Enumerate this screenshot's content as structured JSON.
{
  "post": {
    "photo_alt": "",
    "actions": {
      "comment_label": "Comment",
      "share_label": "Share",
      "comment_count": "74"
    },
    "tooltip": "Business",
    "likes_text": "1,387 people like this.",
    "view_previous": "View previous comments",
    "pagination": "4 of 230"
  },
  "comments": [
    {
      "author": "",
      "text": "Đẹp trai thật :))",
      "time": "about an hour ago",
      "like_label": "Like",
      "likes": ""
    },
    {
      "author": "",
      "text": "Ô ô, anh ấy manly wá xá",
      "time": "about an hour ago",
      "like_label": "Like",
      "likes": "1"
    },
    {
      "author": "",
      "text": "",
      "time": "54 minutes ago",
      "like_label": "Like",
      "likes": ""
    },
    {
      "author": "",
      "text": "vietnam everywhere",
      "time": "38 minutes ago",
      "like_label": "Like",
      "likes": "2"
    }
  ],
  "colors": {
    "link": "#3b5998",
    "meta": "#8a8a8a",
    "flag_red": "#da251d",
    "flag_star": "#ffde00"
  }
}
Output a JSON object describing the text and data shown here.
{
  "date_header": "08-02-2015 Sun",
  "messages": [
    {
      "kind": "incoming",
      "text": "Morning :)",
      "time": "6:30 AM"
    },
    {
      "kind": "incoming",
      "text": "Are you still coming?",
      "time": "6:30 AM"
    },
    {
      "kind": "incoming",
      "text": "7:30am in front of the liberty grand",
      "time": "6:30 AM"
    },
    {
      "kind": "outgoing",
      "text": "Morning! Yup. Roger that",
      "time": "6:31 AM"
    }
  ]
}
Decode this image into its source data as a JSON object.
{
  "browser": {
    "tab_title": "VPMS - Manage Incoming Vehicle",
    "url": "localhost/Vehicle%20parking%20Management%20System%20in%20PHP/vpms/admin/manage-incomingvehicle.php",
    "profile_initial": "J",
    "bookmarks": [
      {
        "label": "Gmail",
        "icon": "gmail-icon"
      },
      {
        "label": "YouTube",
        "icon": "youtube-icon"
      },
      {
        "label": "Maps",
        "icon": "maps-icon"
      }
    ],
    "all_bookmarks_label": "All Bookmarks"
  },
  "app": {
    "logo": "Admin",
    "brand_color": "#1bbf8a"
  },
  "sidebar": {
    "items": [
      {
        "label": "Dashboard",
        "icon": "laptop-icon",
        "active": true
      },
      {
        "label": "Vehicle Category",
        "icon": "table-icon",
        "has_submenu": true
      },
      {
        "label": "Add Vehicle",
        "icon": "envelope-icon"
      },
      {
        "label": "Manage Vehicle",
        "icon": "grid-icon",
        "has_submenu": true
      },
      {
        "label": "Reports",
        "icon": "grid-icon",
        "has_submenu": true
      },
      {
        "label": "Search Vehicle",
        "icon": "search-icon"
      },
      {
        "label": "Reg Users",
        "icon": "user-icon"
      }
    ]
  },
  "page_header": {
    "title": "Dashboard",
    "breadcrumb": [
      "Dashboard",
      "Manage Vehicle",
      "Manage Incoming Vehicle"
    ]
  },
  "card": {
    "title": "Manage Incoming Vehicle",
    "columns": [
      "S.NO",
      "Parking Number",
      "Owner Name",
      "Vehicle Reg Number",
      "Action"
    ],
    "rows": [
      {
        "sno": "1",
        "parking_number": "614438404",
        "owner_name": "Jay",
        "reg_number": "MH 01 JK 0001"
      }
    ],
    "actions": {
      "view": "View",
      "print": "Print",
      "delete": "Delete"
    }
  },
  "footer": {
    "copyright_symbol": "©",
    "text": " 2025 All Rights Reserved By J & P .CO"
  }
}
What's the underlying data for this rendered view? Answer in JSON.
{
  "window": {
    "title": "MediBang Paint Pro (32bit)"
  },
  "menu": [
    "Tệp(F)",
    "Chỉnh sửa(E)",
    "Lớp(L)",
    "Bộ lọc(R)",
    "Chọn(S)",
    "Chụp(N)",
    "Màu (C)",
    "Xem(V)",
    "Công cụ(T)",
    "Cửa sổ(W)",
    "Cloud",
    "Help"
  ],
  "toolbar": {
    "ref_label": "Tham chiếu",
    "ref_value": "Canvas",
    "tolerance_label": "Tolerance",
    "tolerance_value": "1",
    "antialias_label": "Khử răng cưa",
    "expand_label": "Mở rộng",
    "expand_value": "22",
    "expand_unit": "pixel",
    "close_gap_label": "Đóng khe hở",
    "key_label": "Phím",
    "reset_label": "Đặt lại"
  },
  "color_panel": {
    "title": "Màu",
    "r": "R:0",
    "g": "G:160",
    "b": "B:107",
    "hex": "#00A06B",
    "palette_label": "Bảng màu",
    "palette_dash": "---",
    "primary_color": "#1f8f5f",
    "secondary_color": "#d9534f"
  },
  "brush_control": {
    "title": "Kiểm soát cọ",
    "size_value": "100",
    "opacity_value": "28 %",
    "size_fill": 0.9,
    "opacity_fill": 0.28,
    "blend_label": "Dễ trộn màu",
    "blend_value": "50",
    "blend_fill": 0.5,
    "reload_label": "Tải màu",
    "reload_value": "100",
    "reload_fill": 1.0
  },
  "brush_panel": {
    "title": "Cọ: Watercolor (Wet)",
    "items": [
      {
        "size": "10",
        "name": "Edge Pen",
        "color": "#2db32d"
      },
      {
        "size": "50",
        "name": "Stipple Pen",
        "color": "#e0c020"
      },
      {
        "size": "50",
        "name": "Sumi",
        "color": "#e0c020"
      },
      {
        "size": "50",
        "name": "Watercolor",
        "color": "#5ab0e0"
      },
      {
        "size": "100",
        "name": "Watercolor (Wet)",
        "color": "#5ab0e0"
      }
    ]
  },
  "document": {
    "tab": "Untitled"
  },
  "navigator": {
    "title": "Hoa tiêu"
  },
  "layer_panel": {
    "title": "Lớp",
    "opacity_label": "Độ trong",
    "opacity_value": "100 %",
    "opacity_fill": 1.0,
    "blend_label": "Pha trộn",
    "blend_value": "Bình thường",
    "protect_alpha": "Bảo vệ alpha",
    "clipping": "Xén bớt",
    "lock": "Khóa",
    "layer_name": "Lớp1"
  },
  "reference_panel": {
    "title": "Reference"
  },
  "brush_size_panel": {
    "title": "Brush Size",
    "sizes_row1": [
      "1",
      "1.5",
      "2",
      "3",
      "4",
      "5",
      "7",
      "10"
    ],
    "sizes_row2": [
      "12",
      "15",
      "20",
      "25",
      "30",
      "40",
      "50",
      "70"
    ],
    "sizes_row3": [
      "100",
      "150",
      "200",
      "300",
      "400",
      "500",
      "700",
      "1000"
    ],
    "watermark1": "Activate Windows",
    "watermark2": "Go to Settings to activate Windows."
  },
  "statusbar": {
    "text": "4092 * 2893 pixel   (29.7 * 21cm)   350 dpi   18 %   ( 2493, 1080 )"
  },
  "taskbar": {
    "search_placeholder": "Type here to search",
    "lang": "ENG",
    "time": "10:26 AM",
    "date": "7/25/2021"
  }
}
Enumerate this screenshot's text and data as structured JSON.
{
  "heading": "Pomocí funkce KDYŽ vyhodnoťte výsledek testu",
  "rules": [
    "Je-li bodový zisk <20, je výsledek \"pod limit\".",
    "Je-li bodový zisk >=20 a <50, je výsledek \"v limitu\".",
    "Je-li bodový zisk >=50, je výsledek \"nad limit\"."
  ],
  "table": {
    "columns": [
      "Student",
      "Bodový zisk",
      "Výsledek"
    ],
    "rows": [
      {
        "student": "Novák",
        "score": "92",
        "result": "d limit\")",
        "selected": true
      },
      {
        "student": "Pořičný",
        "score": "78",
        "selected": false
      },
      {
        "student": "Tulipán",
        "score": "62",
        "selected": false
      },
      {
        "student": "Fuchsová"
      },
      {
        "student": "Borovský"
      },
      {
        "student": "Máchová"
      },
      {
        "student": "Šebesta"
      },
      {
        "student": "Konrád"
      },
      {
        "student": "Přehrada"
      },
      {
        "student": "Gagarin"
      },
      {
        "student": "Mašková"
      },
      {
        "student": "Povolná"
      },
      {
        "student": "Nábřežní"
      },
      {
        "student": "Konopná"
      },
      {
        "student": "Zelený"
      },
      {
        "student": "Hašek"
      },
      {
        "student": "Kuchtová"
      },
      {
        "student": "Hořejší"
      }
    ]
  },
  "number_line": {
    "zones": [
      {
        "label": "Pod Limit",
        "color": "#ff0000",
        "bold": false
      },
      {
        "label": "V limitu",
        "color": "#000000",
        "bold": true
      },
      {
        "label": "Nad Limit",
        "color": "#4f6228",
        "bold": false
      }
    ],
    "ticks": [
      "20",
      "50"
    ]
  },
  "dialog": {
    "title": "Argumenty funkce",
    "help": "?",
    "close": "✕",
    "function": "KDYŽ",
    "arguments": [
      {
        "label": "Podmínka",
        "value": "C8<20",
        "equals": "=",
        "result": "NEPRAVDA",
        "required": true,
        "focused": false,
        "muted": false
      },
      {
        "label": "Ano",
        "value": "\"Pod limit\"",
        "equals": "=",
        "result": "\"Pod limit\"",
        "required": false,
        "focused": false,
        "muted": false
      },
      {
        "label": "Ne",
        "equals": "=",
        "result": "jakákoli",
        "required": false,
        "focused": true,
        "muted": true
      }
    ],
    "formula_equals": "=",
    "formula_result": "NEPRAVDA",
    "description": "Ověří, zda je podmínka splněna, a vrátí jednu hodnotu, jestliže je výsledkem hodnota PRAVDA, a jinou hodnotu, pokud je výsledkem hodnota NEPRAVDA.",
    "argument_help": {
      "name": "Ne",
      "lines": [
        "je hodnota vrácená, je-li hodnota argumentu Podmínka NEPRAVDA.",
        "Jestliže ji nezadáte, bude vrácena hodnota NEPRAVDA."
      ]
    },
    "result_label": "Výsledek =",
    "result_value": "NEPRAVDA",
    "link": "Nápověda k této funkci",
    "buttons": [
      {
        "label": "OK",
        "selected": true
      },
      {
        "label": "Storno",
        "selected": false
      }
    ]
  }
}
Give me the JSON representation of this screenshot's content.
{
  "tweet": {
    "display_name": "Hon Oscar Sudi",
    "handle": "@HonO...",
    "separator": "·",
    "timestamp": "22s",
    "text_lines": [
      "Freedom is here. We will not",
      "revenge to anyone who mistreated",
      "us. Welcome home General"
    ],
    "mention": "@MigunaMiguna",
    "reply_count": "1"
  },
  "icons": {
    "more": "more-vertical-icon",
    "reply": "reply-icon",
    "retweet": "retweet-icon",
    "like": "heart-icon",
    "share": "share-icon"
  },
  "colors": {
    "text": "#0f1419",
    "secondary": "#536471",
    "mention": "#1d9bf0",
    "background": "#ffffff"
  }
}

----

» **PROBLEM TO SOLVE**:
Report every line containing the word "this" from the listing above.

» **EXERCISE SOLUTION**:
Enumerate this screenshot's content as structured JSON.
    "likes_text": "1,387 people like this.",
Decode this image into its source data as a JSON object.
What's the underlying data for this rendered view? Answer in JSON.
Enumerate this screenshot's text and data as structured JSON.
Give me the JSON representation of this screenshot's content.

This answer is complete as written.